-- start STORED ROWS --
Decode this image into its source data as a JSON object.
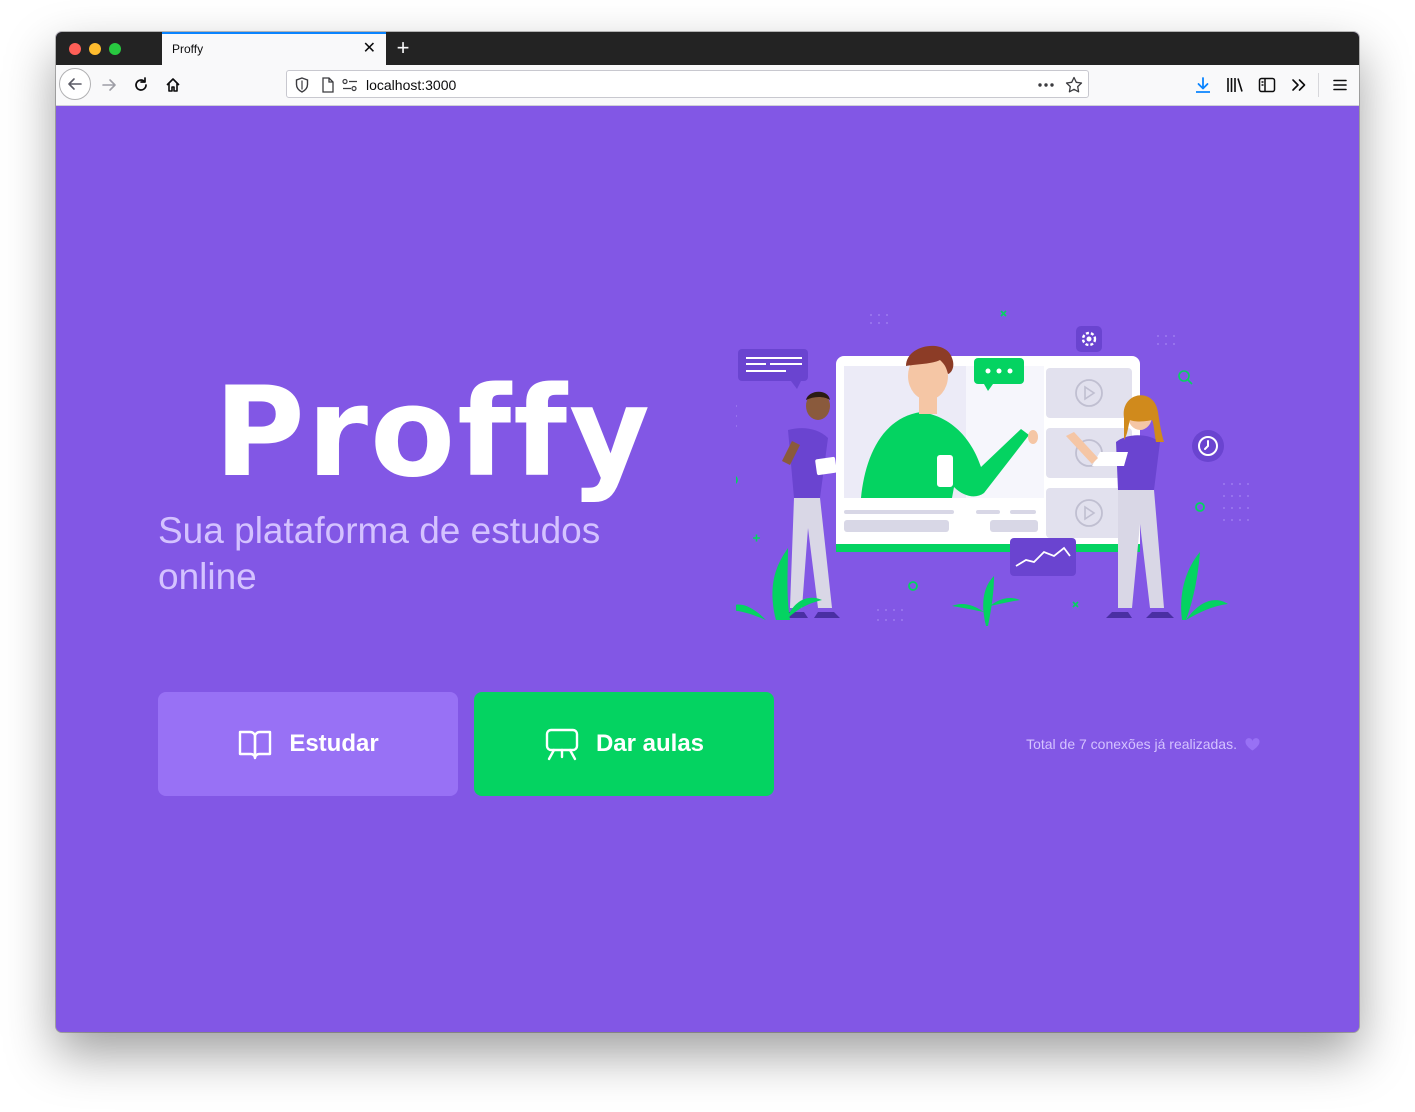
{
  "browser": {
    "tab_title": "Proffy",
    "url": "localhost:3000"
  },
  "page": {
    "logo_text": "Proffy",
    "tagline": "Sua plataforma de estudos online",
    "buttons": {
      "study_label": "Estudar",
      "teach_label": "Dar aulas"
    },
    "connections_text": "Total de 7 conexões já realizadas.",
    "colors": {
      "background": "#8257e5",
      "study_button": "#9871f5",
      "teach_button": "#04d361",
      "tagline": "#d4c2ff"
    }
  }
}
-- end STORED ROWS --
-- start STORED ROWS --
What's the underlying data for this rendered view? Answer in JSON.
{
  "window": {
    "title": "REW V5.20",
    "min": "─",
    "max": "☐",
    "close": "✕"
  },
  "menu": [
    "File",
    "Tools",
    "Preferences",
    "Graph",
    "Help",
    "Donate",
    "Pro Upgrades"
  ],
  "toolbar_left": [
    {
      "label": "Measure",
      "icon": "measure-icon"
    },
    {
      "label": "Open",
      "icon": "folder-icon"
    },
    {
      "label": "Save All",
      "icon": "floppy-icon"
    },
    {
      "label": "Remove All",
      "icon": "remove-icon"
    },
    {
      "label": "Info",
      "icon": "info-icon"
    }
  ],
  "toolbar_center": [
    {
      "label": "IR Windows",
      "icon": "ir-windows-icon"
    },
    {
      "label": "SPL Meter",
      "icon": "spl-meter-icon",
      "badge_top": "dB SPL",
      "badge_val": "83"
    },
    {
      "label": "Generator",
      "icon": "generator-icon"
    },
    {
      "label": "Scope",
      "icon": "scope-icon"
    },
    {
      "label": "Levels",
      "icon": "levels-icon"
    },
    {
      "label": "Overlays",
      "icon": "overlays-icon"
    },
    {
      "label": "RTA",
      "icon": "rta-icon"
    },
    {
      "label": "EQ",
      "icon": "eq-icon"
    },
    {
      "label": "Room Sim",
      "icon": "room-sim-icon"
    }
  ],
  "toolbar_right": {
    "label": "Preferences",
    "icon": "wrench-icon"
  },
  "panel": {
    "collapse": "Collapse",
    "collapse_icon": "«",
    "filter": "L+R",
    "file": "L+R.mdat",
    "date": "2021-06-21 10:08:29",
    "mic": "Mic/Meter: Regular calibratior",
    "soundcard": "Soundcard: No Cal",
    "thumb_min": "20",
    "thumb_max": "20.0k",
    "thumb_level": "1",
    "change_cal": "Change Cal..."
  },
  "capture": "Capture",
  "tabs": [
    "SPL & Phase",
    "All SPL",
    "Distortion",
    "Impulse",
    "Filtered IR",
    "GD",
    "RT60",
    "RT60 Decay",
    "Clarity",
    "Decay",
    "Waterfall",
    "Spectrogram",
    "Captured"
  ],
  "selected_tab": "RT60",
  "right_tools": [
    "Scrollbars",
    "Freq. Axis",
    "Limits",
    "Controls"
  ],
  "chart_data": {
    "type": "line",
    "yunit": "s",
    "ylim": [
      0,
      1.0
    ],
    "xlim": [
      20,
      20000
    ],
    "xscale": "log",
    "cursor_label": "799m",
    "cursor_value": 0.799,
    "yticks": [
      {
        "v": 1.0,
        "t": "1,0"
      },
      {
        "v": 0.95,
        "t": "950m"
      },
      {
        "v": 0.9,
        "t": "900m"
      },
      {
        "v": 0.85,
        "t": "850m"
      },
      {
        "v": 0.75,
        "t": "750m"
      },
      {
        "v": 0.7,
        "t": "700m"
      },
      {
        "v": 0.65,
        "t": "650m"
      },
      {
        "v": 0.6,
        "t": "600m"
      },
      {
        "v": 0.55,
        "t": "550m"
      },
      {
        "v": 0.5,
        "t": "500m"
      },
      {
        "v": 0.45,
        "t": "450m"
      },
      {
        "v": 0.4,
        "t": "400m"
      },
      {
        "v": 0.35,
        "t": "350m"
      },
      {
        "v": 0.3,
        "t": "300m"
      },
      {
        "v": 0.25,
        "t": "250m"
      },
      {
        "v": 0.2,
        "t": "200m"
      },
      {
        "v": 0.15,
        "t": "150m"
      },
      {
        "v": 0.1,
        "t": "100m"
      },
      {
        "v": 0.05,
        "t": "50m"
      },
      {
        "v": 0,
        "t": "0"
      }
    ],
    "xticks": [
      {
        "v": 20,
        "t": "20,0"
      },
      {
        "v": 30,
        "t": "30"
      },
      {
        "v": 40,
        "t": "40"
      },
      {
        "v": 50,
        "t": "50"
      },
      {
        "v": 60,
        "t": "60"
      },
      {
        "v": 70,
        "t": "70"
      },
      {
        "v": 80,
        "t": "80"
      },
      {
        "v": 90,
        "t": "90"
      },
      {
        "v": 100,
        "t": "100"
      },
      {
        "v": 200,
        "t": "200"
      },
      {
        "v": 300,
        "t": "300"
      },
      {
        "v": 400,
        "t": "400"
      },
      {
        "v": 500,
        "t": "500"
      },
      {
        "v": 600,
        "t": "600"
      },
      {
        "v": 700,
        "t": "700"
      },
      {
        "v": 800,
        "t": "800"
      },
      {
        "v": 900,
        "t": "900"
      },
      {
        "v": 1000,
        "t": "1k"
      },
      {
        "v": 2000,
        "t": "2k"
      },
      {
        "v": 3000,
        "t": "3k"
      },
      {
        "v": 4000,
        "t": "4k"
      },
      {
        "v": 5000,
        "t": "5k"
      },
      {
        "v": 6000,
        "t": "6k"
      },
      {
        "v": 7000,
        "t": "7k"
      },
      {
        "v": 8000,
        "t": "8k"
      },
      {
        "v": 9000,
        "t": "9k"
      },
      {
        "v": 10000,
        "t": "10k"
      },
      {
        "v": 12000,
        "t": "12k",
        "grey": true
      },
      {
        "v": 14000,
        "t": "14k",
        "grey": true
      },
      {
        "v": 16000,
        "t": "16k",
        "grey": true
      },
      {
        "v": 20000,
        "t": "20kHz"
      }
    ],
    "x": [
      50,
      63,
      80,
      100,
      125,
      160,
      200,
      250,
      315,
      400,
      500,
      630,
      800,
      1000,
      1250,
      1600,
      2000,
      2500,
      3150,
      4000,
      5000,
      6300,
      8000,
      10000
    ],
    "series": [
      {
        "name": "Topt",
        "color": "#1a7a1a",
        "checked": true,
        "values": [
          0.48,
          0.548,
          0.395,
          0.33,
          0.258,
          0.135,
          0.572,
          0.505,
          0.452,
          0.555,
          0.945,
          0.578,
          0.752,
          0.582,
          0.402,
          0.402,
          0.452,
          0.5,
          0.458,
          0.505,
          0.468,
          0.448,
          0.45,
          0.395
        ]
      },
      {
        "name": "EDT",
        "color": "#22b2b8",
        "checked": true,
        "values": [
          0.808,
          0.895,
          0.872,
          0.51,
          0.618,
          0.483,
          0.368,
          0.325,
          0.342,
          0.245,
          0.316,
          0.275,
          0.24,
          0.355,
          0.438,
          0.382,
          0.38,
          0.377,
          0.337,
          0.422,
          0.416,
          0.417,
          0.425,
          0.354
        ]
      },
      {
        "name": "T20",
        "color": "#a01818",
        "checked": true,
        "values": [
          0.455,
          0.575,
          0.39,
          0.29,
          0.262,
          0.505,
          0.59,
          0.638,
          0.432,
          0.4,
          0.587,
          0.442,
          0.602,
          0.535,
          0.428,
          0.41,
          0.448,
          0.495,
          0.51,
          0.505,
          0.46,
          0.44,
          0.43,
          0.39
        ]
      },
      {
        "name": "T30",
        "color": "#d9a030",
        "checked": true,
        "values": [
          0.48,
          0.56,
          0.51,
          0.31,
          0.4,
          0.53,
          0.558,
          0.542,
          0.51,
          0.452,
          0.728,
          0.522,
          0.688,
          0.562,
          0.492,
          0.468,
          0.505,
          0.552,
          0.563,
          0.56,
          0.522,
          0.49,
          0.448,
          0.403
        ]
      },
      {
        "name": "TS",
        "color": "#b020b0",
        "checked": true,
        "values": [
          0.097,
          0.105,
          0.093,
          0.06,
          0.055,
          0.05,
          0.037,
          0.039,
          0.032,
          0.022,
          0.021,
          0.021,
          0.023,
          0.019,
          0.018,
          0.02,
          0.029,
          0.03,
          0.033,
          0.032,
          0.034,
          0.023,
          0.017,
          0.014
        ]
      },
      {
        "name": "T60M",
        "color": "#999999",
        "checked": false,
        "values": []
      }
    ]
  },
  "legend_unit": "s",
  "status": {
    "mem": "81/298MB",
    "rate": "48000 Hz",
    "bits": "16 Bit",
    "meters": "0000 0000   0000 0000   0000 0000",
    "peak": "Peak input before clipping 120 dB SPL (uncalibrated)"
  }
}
-- end STORED ROWS --
-- start STORED ROWS --
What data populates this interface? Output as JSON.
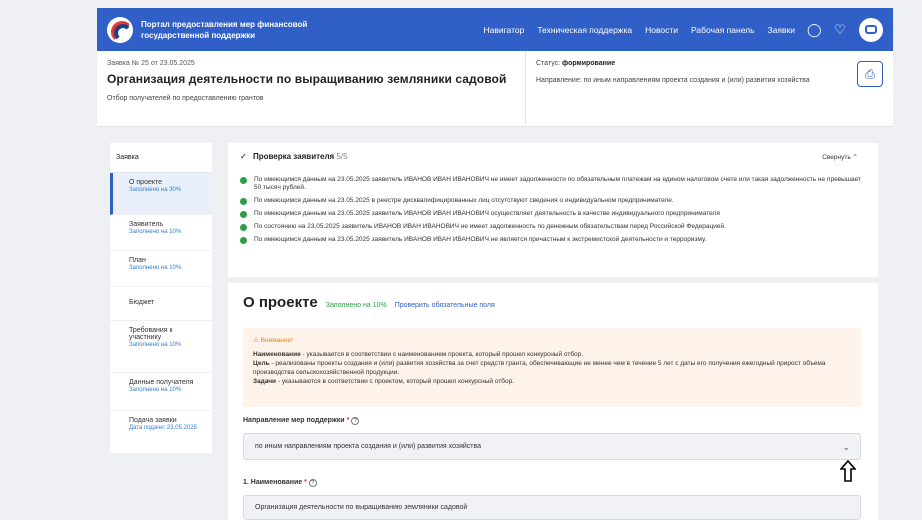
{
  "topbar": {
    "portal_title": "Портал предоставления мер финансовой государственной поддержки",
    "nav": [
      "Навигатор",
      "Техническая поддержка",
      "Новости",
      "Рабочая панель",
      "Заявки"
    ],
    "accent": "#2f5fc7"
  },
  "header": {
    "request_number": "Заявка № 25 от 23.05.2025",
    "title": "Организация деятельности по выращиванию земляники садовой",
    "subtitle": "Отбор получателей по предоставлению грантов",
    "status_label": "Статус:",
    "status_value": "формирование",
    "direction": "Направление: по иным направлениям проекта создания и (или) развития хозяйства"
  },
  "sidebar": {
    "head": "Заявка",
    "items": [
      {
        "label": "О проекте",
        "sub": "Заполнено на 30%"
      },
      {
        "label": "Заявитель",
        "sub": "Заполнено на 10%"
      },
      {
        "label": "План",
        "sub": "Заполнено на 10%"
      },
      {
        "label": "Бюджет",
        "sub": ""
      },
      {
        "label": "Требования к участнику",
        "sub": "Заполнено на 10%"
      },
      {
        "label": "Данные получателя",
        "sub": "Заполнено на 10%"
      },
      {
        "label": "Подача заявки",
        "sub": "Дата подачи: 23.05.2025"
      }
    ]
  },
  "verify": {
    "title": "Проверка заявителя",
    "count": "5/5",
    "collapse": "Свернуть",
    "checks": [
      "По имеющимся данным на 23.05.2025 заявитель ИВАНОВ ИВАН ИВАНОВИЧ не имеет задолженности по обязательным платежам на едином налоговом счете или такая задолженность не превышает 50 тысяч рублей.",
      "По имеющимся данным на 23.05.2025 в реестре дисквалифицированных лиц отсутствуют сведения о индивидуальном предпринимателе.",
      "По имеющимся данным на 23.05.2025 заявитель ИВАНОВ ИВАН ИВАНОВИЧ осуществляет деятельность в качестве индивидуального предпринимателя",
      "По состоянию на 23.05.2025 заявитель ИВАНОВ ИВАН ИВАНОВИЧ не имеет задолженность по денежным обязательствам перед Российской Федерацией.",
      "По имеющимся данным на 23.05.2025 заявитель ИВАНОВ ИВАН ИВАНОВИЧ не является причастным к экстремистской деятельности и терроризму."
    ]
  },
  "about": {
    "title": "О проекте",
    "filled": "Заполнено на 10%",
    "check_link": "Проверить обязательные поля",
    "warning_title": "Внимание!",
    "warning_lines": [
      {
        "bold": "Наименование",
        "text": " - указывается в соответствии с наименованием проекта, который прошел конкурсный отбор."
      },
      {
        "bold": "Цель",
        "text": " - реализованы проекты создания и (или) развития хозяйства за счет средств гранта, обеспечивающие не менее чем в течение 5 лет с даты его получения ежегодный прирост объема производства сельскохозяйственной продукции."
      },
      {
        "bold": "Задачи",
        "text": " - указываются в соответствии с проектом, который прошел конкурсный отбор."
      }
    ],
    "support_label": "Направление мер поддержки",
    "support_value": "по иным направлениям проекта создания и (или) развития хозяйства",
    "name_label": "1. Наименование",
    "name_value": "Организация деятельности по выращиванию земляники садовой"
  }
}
-- end STORED ROWS --
**STATED GOAL**. Nothing but a number is needed here: how many lines hold the string "What"?

**ANSWER TO THIS TASK**. 2